What needs to be done: Print the listing below exactly.
********
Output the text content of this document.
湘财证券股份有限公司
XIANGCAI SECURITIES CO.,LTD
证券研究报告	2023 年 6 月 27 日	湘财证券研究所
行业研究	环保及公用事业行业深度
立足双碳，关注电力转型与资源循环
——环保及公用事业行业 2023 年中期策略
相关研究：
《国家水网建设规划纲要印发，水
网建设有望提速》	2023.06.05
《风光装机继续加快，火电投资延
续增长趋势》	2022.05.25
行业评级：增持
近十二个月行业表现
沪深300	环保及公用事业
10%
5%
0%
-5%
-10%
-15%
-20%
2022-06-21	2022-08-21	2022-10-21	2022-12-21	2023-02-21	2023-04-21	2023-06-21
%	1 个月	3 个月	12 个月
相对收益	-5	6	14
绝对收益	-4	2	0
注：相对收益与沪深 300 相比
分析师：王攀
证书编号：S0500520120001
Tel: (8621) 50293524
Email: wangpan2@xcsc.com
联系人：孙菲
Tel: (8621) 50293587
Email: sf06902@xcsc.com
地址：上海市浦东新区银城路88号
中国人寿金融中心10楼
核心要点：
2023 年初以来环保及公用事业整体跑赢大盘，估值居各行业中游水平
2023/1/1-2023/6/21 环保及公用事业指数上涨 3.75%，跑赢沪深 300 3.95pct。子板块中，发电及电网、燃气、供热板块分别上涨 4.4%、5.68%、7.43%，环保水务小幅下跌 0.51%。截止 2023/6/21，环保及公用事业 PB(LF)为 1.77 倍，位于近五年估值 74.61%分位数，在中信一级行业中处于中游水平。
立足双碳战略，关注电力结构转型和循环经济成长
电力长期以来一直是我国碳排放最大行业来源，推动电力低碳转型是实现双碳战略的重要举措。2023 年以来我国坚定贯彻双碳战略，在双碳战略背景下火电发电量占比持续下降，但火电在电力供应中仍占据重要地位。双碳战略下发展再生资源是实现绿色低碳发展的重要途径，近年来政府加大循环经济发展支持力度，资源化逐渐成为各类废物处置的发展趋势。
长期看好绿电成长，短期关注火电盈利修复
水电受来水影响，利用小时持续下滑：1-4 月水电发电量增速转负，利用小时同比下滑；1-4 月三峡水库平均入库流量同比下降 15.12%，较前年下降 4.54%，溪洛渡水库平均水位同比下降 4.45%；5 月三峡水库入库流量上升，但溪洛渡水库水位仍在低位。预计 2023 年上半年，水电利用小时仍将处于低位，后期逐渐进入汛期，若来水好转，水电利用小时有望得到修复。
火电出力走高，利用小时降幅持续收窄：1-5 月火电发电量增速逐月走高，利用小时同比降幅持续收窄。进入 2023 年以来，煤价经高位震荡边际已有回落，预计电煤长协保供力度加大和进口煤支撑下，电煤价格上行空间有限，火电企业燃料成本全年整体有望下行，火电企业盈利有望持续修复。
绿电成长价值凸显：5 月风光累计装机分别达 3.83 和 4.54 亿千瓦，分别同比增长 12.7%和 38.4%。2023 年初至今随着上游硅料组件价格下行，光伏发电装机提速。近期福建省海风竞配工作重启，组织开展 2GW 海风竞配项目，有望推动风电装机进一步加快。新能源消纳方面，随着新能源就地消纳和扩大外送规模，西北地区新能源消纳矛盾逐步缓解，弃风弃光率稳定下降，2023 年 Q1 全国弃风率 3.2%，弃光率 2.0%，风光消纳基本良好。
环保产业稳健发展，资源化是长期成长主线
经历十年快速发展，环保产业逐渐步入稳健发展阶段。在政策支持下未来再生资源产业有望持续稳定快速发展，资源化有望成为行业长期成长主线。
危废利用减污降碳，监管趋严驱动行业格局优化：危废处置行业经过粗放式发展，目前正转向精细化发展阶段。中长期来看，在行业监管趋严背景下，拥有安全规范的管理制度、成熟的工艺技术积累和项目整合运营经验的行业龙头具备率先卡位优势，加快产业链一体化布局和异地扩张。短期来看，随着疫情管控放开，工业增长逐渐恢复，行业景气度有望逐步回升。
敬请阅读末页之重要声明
********
Written solution:
Output the text content of this document.
湘财证券股份有限公司
XIANGCAI SECURITIES CO.,LTD
证券研究报告	2023 年 6 月 27 日	湘财证券研究所
行业研究	环保及公用事业行业深度
立足双碳，关注电力转型与资源循环
——环保及公用事业行业 2023 年中期策略
相关研究：
《国家水网建设规划纲要印发，水
网建设有望提速》	2023.06.05
《风光装机继续加快，火电投资延
续增长趋势》	2022.05.25
行业评级：增持
近十二个月行业表现
沪深300	环保及公用事业
10%
5%
0%
-5%
-10%
-15%
-20%
2022-06-21	2022-08-21	2022-10-21	2022-12-21	2023-02-21	2023-04-21	2023-06-21
%	1 个月	3 个月	12 个月
相对收益	-5	6	14
绝对收益	-4	2	0
注：相对收益与沪深 300 相比
分析师：王攀
证书编号：S0500520120001
Tel: (8621) 50293524
Email: wangpan2@xcsc.com
联系人：孙菲
Tel: (8621) 50293587
Email: sf06902@xcsc.com
地址：上海市浦东新区银城路88号
中国人寿金融中心10楼
核心要点：
2023 年初以来环保及公用事业整体跑赢大盘，估值居各行业中游水平
2023/1/1-2023/6/21 环保及公用事业指数上涨 3.75%，跑赢沪深 300 3.95pct。子板块中，发电及电网、燃气、供热板块分别上涨 4.4%、5.68%、7.43%，环保水务小幅下跌 0.51%。截止 2023/6/21，环保及公用事业 PB(LF)为 1.77 倍，位于近五年估值 74.61%分位数，在中信一级行业中处于中游水平。
立足双碳战略，关注电力结构转型和循环经济成长
电力长期以来一直是我国碳排放最大行业来源，推动电力低碳转型是实现双碳战略的重要举措。2023 年以来我国坚定贯彻双碳战略，在双碳战略背景下火电发电量占比持续下降，但火电在电力供应中仍占据重要地位。双碳战略下发展再生资源是实现绿色低碳发展的重要途径，近年来政府加大循环经济发展支持力度，资源化逐渐成为各类废物处置的发展趋势。
长期看好绿电成长，短期关注火电盈利修复
水电受来水影响，利用小时持续下滑：1-4 月水电发电量增速转负，利用小时同比下滑；1-4 月三峡水库平均入库流量同比下降 15.12%，较前年下降 4.54%，溪洛渡水库平均水位同比下降 4.45%；5 月三峡水库入库流量上升，但溪洛渡水库水位仍在低位。预计 2023 年上半年，水电利用小时仍将处于低位，后期逐渐进入汛期，若来水好转，水电利用小时有望得到修复。
火电出力走高，利用小时降幅持续收窄：1-5 月火电发电量增速逐月走高，利用小时同比降幅持续收窄。进入 2023 年以来，煤价经高位震荡边际已有回落，预计电煤长协保供力度加大和进口煤支撑下，电煤价格上行空间有限，火电企业燃料成本全年整体有望下行，火电企业盈利有望持续修复。
绿电成长价值凸显：5 月风光累计装机分别达 3.83 和 4.54 亿千瓦，分别同比增长 12.7%和 38.4%。2023 年初至今随着上游硅料组件价格下行，光伏发电装机提速。近期福建省海风竞配工作重启，组织开展 2GW 海风竞配项目，有望推动风电装机进一步加快。新能源消纳方面，随着新能源就地消纳和扩大外送规模，西北地区新能源消纳矛盾逐步缓解，弃风弃光率稳定下降，2023 年 Q1 全国弃风率 3.2%，弃光率 2.0%，风光消纳基本良好。
环保产业稳健发展，资源化是长期成长主线
经历十年快速发展，环保产业逐渐步入稳健发展阶段。在政策支持下未来再生资源产业有望持续稳定快速发展，资源化有望成为行业长期成长主线。
危废利用减污降碳，监管趋严驱动行业格局优化：危废处置行业经过粗放式发展，目前正转向精细化发展阶段。中长期来看，在行业监管趋严背景下，拥有安全规范的管理制度、成熟的工艺技术积累和项目整合运营经验的行业龙头具备率先卡位优势，加快产业链一体化布局和异地扩张。短期来看，随着疫情管控放开，工业增长逐渐恢复，行业景气度有望逐步回升。
敬请阅读末页之重要声明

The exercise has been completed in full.